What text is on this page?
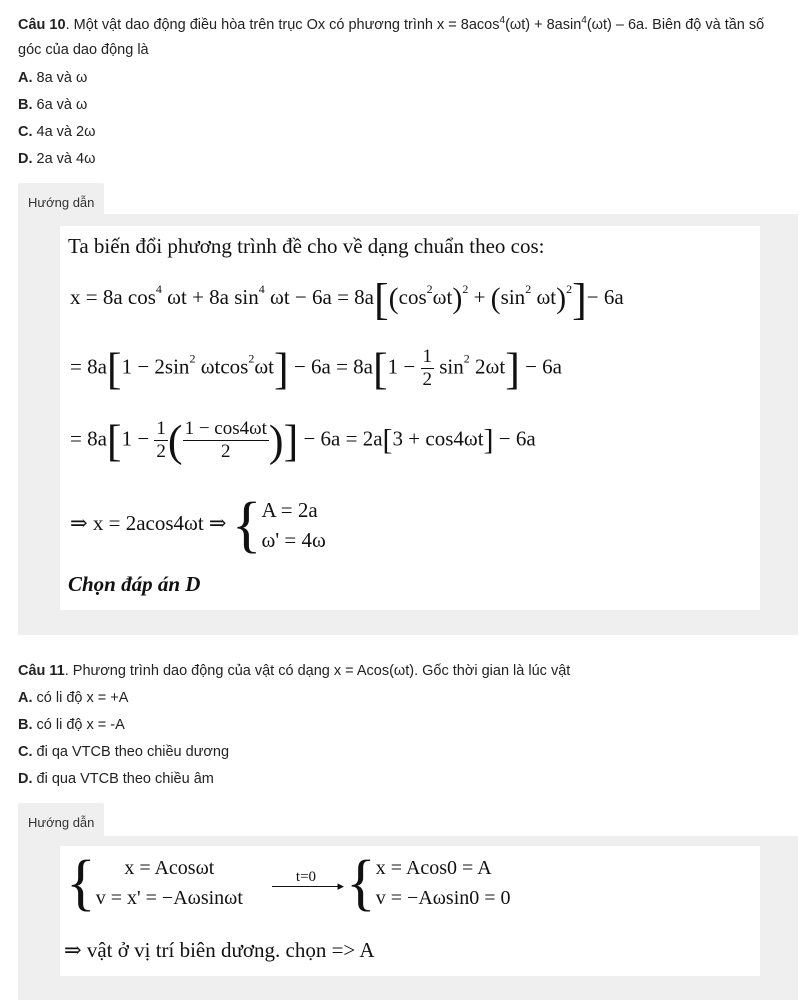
Câu 10. Một vật dao động điều hòa trên trục Ox có phương trình x = 8acos$^4$(ωt) + 8asin$^4$(ωt) – 6a. Biên độ và tần số góc của dao động là
A. 8a và ω
B. 6a và ω
C. 4a và 2ω
D. 2a và 4ω
Hướng dẫn
Ta biến đổi phương trình đề cho về dạng chuẩn theo cos:
x = 8a $\cos^4 \omega t + 8a$ $\sin^4 \omega t - 6a = 8a[(\cos^2\omega t)^2 + (\sin^2$ ωt)$^2$]− 6a
= $8a[1 - 2\sin^2$ $\omega tcos^2\omega t] - 6a = 8a[1 - \frac{1}{2} \sin^2 2\omega t] - 6a$
= $8a[1 - \frac{1}{2}$ ( $\frac{1 - \cos 4\omega t}{2}$ )] − 6a = 2a[3 + cos4ωt] − 6a
⇒ x = 2acos4ωt ⇒ { A = 2a
ω' = 4ω
Chọn đáp án D
Câu 11. Phương trình dao động của vật có dạng x = Acos(ωt). Gốc thời gian là lúc vật
A. có li độ x = +A
B. có li độ x = -A
C. đi qa VTCB theo chiều dương
D. đi qua VTCB theo chiều âm
Hướng dẫn
{	x = Acosωt
v = x' = −Aωsinωt
t=0
▸ { x = Acos0 = A
v = −Aωsin0 = 0
⇒ vật ở vị trí biên dương. chọn => A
+ + + + + + +
_EXERCISE DESCRIPTION_.
The entries above should be reproduced exactly, without their pictures.

_TASK RESPONSE_.
What text is on this page?
Câu 10. Một vật dao động điều hòa trên trục Ox có phương trình x = 8acos$^4$(ωt) + 8asin$^4$(ωt) – 6a. Biên độ và tần số góc của dao động là
A. 8a và ω
B. 6a và ω
C. 4a và 2ω
D. 2a và 4ω
Hướng dẫn
Ta biến đổi phương trình đề cho về dạng chuẩn theo cos:
x = 8a $\cos^4 \omega t + 8a$ $\sin^4 \omega t - 6a = 8a[(\cos^2\omega t)^2 + (\sin^2$ ωt)$^2$]− 6a
= $8a[1 - 2\sin^2$ $\omega tcos^2\omega t] - 6a = 8a[1 - \frac{1}{2} \sin^2 2\omega t] - 6a$
= $8a[1 - \frac{1}{2}$ ( $\frac{1 - \cos 4\omega t}{2}$ )] − 6a = 2a[3 + cos4ωt] − 6a
⇒ x = 2acos4ωt ⇒ { A = 2a
ω' = 4ω
Chọn đáp án D
Câu 11. Phương trình dao động của vật có dạng x = Acos(ωt). Gốc thời gian là lúc vật
A. có li độ x = +A
B. có li độ x = -A
C. đi qa VTCB theo chiều dương
D. đi qua VTCB theo chiều âm
Hướng dẫn
{	x = Acosωt
v = x' = −Aωsinωt
t=0
▸ { x = Acos0 = A
v = −Aωsin0 = 0
⇒ vật ở vị trí biên dương. chọn => A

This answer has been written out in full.